• [RECORDS TO PROCESS]:
■ ■ ■ ■ ■

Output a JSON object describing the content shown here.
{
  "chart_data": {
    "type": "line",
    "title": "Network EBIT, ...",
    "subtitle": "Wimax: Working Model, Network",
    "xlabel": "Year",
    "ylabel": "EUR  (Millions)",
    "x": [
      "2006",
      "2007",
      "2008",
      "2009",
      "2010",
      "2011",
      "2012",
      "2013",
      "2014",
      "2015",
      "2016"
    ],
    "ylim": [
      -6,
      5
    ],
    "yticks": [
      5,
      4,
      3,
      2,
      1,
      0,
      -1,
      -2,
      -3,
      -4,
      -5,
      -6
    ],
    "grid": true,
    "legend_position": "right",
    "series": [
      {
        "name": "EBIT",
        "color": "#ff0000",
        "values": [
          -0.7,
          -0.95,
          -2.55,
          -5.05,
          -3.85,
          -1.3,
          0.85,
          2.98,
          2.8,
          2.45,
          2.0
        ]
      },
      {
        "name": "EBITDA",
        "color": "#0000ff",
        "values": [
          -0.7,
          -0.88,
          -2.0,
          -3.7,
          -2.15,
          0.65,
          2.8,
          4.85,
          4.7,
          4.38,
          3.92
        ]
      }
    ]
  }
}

■ ■ ■ ■ ■

• [THE TASK]: What is the number of lines in the records that contain the string "Network"? Give only that number.

• [WRITTEN SOLUTION]: 2